◆ GOAL OF THE EXERCISE:
Tell how many lines have the string "value" in them, and write nothing besides the number.

◆ PROVIDED DATA:
---+---
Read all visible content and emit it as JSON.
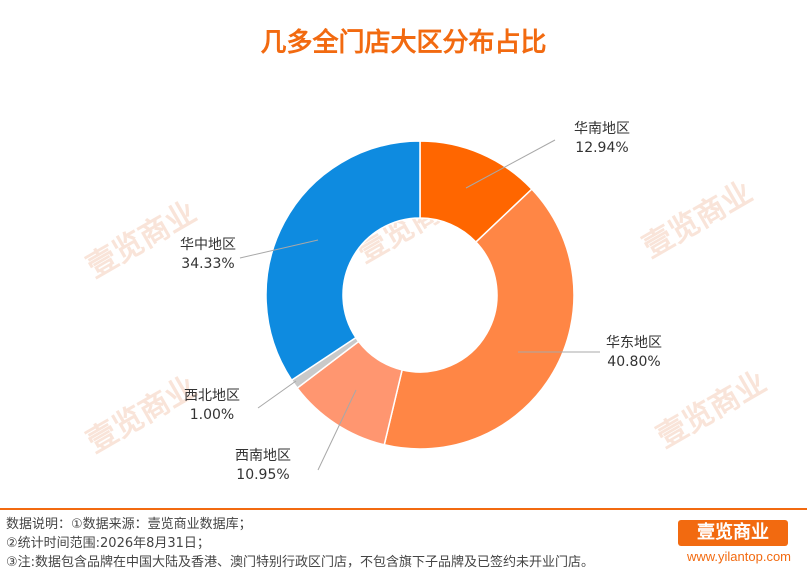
{
  "header": {
    "title": "几多全门店大区分布占比"
  },
  "chart_data": {
    "type": "pie",
    "title": "几多全门店大区分布占比",
    "series": [
      {
        "name": "华南地区",
        "value": 12.94,
        "label": "12.94%",
        "color": "#ff6600"
      },
      {
        "name": "华东地区",
        "value": 40.8,
        "label": "40.80%",
        "color": "#ff8645"
      },
      {
        "name": "西南地区",
        "value": 10.95,
        "label": "10.95%",
        "color": "#ff9670"
      },
      {
        "name": "西北地区",
        "value": 1.0,
        "label": "1.00%",
        "color": "#c9c9c9"
      },
      {
        "name": "华中地区",
        "value": 34.33,
        "label": "34.33%",
        "color": "#0e8be0"
      }
    ]
  },
  "watermark": {
    "text": "壹览商业"
  },
  "footer": {
    "note1": "数据说明：①数据来源：壹览商业数据库；",
    "note2": "②统计时间范围:2026年8月31日；",
    "note3": "③注:数据包含品牌在中国大陆及香港、澳门特别行政区门店，不包含旗下子品牌及已签约未开业门店。",
    "brand": "壹览商业",
    "site": "www.yilantop.com"
  }
}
---+---
◆ FINAL RESULT:
5